Goal
Gather the lines that hold the string "мероприятий".

☆ ☆ ☆ ☆

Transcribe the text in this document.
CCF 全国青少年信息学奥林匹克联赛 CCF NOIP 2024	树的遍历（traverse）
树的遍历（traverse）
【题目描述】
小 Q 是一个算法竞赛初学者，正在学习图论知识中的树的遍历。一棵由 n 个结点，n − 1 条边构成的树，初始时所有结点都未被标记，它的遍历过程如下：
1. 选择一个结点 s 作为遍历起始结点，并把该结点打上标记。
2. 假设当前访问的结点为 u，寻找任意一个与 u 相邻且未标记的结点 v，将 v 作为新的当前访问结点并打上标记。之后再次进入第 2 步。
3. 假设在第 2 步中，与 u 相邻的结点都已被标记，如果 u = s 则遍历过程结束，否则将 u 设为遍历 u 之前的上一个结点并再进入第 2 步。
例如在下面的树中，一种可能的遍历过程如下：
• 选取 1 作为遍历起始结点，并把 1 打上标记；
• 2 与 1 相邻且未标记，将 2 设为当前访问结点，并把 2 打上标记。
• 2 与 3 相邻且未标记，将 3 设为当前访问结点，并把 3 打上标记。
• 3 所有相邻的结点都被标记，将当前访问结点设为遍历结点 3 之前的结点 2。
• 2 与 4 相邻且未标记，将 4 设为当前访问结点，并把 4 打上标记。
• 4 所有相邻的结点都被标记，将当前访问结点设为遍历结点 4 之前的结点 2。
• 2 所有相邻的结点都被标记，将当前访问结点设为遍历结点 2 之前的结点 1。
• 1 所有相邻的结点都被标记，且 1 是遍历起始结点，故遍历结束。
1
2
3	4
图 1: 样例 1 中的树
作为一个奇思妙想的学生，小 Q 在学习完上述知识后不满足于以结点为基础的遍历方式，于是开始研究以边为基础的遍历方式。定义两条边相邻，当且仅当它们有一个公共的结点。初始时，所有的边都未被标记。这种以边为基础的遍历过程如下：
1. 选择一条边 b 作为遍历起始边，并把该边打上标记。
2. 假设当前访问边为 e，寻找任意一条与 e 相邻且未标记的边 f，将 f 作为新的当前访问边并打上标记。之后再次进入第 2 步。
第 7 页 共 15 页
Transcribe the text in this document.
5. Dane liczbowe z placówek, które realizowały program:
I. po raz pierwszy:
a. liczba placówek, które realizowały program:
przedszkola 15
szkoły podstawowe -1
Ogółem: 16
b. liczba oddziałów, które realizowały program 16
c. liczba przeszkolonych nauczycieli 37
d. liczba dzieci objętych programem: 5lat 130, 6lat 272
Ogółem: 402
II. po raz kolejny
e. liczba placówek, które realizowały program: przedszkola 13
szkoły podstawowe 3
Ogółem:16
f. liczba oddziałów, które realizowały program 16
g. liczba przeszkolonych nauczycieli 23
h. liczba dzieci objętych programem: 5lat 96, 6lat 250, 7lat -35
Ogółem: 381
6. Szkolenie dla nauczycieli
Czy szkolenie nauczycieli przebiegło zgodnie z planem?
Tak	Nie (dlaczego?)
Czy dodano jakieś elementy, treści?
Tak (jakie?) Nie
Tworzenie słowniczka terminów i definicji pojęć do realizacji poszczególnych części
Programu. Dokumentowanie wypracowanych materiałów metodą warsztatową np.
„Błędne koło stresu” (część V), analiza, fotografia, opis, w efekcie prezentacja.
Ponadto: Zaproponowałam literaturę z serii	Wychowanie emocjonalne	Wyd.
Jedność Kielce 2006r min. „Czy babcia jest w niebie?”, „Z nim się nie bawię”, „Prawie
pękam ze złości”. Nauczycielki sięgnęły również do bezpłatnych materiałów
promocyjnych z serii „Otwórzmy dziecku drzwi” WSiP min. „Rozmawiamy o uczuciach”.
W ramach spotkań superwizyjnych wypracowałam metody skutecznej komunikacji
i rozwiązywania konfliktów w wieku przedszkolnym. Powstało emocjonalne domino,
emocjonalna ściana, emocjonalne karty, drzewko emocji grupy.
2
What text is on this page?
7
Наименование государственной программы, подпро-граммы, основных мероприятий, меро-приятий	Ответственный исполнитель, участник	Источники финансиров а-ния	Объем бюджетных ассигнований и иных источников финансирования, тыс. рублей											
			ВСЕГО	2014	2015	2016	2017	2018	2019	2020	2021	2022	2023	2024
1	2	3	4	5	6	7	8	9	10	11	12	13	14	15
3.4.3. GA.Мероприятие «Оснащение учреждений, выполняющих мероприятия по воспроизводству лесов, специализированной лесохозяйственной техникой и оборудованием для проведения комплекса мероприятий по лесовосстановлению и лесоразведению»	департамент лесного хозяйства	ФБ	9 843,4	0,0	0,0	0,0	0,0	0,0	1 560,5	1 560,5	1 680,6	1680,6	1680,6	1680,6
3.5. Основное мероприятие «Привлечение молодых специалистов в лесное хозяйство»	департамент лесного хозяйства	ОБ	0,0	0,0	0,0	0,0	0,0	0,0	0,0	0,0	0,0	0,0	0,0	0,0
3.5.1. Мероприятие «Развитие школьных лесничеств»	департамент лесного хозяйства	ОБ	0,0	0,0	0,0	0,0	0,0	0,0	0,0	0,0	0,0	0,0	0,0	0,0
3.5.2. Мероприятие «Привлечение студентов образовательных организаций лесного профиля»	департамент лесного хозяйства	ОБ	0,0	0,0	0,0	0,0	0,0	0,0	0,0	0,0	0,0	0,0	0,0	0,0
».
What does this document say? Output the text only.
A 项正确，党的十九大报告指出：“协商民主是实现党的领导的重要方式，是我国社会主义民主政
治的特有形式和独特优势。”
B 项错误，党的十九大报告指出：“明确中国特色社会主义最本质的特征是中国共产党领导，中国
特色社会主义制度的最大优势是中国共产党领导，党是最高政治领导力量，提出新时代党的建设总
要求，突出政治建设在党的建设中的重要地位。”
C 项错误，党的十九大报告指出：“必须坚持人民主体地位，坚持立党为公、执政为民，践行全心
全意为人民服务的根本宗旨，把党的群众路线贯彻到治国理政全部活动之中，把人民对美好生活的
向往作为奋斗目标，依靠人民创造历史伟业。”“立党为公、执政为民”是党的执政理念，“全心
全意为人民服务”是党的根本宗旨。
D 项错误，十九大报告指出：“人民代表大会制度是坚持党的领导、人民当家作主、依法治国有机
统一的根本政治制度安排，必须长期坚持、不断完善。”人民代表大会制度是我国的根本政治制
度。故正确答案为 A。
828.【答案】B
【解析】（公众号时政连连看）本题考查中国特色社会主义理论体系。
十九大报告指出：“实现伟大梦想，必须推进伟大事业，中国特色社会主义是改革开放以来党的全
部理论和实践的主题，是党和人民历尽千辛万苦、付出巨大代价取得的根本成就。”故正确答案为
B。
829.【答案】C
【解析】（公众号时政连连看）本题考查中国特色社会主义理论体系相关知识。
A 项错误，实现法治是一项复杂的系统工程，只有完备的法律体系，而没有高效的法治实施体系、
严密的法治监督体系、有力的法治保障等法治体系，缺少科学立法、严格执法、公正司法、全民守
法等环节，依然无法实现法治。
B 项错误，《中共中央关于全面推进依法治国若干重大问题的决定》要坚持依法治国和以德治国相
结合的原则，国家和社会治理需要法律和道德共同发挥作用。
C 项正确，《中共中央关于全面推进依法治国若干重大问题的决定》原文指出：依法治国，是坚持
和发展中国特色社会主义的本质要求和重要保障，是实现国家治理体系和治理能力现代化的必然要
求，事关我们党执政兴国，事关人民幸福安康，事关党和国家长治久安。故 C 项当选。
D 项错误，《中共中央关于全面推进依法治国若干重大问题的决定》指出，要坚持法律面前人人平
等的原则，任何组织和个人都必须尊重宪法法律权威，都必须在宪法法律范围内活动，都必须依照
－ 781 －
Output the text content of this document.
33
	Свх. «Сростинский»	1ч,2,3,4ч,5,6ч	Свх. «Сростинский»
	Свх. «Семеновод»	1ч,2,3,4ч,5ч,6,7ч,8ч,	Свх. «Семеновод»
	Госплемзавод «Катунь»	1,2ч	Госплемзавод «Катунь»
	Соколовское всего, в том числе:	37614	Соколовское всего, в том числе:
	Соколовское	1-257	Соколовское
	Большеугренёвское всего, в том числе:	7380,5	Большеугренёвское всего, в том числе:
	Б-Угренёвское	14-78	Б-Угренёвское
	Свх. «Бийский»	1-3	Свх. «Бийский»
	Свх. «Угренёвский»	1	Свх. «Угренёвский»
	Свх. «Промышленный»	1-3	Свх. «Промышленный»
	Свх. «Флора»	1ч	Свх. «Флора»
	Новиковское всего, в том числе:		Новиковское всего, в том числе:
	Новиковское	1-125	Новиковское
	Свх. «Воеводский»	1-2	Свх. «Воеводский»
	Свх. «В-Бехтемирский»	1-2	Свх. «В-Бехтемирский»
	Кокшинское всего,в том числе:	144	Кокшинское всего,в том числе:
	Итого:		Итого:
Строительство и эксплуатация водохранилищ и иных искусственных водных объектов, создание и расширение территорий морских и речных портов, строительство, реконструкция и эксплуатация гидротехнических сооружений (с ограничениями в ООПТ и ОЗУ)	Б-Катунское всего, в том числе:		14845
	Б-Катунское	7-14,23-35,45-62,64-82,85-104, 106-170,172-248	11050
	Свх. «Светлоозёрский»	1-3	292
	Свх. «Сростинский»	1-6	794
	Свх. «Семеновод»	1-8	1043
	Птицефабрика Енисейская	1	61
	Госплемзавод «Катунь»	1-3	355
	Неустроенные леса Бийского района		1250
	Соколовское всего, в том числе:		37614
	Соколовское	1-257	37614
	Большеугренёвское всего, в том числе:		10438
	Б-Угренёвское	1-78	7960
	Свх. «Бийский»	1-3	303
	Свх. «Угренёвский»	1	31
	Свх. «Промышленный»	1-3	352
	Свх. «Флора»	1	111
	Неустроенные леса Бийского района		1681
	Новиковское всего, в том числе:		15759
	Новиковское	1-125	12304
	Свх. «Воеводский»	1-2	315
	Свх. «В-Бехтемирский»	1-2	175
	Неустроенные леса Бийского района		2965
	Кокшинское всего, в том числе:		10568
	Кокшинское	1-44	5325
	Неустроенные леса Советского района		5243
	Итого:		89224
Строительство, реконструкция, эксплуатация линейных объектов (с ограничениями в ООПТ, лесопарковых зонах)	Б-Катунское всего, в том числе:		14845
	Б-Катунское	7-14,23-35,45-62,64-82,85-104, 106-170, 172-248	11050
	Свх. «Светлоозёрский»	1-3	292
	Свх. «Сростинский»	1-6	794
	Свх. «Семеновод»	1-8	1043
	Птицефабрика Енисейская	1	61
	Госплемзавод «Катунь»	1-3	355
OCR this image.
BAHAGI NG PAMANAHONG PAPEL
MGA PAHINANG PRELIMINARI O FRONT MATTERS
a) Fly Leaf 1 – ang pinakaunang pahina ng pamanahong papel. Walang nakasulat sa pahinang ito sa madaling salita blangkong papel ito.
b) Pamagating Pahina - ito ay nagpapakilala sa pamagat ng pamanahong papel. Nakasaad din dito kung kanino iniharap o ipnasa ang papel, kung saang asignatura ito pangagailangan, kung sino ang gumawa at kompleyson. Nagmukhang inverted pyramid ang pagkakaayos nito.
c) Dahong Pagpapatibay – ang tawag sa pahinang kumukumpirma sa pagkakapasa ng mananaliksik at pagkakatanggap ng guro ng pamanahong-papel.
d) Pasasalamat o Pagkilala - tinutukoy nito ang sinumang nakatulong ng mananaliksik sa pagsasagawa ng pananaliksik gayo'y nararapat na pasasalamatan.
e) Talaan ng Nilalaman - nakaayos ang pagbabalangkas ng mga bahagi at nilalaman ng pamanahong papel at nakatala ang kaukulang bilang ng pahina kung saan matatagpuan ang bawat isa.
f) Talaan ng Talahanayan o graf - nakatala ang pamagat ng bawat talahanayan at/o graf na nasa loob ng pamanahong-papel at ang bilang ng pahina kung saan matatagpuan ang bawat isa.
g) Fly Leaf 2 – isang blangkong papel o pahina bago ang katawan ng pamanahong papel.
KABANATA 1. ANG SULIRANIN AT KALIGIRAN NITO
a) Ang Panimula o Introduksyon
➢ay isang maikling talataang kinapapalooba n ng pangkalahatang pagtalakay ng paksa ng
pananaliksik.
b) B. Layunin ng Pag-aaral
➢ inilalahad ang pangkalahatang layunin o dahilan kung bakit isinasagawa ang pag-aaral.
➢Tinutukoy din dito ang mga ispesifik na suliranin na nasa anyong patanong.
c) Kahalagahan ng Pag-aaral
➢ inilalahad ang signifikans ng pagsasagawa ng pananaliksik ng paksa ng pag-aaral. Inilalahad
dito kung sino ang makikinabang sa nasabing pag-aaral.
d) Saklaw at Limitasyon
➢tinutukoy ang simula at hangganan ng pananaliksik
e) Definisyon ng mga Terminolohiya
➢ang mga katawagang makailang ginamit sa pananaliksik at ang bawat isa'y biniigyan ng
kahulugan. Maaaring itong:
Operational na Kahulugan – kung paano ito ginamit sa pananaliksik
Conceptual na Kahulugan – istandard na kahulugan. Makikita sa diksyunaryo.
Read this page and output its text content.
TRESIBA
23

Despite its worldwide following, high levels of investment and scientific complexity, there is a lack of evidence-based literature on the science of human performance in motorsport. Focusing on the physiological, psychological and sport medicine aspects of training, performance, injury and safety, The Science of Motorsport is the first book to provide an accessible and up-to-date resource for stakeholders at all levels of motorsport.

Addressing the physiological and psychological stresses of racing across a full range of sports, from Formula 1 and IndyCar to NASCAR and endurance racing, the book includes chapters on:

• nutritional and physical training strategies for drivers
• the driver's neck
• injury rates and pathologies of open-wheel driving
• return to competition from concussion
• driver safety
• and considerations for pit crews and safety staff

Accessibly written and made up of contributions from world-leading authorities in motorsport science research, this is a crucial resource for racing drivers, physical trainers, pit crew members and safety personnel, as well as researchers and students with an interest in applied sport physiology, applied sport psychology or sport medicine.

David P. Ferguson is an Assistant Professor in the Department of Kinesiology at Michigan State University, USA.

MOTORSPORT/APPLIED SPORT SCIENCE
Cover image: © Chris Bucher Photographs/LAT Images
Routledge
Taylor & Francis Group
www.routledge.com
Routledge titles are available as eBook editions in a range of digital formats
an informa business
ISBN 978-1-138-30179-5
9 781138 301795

☆ ☆ ☆ ☆

Exercise response
Наименование государственной программы, подпро-граммы, основных мероприятий, меро-приятий	Ответственный исполнитель, участник	Источники финансиров а-ния	Объем бюджетных ассигнований и иных источников финансирования, тыс. рублей											
3.4.3. GA.Мероприятие «Оснащение учреждений, выполняющих мероприятия по воспроизводству лесов, специализированной лесохозяйственной техникой и оборудованием для проведения комплекса мероприятий по лесовосстановлению и лесоразведению»	департамент лесного хозяйства	ФБ	9 843,4	0,0	0,0	0,0	0,0	0,0	1 560,5	1 560,5	1 680,6	1680,6	1680,6	1680,6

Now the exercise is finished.